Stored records
-------------------------
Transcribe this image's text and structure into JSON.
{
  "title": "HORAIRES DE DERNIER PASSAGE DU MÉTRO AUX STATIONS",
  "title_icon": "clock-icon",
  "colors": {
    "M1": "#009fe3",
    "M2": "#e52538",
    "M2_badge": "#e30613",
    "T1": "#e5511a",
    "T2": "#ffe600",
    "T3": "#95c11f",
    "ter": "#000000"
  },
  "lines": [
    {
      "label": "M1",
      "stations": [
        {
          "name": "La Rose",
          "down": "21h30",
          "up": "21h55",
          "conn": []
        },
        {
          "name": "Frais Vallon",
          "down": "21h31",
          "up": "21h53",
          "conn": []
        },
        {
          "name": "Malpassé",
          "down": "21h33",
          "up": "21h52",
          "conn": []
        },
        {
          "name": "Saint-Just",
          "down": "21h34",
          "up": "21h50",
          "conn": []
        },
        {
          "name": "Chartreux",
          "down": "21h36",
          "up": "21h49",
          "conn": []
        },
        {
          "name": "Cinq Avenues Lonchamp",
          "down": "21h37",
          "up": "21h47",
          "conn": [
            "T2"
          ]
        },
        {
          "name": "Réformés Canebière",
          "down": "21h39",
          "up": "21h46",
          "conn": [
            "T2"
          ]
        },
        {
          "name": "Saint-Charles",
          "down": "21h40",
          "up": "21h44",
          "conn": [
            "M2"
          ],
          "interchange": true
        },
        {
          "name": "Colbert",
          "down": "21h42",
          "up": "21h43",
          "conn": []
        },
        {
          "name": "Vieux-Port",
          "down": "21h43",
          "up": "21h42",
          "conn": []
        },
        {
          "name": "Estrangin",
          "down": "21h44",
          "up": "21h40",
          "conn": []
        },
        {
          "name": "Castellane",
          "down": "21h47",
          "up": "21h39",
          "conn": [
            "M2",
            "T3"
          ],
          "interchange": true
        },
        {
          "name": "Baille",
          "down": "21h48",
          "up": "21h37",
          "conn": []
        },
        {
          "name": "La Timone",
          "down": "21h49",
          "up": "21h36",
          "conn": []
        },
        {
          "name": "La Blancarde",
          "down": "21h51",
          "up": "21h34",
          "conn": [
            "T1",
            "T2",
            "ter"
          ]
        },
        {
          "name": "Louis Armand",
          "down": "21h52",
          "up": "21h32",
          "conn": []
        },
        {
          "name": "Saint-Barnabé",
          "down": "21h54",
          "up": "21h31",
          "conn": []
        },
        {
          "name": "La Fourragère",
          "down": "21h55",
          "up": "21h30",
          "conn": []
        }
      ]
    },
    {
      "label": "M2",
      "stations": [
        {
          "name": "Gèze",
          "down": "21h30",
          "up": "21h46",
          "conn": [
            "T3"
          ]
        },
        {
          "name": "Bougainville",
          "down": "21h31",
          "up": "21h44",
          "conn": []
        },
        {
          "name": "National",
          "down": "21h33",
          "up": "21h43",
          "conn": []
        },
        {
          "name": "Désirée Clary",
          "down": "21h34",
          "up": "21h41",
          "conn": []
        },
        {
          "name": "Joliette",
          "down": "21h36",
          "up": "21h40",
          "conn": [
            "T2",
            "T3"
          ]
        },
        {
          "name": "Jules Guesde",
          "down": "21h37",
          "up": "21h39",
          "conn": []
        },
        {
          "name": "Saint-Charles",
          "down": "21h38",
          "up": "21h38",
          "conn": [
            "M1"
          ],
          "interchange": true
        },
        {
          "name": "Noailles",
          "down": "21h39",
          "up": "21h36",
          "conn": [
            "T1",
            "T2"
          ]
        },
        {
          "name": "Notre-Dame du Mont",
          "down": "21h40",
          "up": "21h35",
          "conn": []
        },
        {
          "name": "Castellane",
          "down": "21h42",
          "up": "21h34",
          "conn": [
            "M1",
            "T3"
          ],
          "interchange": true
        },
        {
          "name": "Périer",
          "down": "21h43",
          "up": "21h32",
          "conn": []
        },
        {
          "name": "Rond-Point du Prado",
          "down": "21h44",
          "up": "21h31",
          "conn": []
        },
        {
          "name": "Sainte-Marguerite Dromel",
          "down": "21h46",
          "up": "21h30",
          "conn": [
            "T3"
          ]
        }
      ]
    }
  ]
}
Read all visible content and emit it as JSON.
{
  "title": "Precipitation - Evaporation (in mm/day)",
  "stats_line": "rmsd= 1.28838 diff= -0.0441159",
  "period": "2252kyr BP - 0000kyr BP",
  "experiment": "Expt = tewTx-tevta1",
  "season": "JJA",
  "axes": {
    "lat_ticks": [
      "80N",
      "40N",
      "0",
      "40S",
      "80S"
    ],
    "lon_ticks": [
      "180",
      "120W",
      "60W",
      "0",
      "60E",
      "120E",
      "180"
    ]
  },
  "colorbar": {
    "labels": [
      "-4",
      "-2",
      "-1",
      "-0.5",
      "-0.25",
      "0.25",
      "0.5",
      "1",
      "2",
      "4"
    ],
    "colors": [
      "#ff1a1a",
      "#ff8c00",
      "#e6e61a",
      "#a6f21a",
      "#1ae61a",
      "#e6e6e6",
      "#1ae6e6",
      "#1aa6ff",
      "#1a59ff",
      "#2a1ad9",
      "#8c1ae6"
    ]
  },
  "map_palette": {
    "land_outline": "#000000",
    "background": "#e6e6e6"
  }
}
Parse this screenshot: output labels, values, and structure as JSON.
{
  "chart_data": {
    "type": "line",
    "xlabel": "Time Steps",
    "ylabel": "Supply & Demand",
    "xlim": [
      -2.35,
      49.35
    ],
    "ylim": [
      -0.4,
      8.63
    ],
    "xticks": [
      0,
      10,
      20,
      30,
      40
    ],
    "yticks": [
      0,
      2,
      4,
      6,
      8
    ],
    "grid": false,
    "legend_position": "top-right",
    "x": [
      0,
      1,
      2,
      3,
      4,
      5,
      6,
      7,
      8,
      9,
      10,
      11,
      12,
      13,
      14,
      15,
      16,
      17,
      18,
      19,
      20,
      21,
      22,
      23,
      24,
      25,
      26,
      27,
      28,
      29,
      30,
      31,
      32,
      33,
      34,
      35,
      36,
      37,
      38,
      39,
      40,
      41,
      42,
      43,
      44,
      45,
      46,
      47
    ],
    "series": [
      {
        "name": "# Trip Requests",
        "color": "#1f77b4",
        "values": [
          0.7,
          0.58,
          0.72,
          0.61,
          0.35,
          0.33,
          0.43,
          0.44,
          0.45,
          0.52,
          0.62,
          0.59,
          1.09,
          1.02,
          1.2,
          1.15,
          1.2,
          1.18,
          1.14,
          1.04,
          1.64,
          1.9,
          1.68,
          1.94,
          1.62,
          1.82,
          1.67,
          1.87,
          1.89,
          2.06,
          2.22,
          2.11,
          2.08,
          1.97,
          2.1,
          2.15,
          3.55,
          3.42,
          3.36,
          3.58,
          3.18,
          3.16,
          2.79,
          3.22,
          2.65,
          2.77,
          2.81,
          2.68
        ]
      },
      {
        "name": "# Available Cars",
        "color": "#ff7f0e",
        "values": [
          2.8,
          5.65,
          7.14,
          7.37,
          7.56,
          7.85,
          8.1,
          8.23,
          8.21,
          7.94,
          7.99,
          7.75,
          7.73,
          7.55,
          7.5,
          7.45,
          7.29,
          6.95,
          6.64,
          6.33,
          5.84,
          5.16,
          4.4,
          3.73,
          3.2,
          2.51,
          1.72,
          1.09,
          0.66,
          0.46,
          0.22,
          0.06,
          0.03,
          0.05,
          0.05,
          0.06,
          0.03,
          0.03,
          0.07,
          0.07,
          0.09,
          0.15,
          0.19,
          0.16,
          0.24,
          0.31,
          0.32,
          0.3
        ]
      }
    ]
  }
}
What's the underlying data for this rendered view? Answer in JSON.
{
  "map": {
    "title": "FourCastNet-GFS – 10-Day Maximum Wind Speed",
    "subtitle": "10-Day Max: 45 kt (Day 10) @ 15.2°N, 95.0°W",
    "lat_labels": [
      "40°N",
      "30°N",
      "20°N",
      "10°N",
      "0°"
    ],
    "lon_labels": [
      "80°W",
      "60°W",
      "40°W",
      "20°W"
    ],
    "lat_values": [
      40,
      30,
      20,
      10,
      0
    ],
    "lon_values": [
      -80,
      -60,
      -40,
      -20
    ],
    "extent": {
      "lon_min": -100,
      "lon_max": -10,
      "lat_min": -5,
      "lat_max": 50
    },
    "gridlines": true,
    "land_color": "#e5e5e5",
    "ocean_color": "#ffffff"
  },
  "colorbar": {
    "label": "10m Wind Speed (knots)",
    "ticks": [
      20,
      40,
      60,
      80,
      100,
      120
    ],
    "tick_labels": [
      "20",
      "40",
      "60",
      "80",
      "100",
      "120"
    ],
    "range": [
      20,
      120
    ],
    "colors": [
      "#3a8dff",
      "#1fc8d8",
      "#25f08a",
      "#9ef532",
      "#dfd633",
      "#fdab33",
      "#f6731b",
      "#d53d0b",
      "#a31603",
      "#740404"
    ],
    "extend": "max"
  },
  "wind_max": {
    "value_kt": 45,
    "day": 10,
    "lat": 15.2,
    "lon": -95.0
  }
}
-------------------------
_The exercise_: Identify every line above that includes the word "this", and show those lines.

_Problem solution_:
Transcribe this image's text and structure into JSON.
Parse this screenshot: output labels, values, and structure as JSON.
What's the underlying data for this rendered view? Answer in JSON.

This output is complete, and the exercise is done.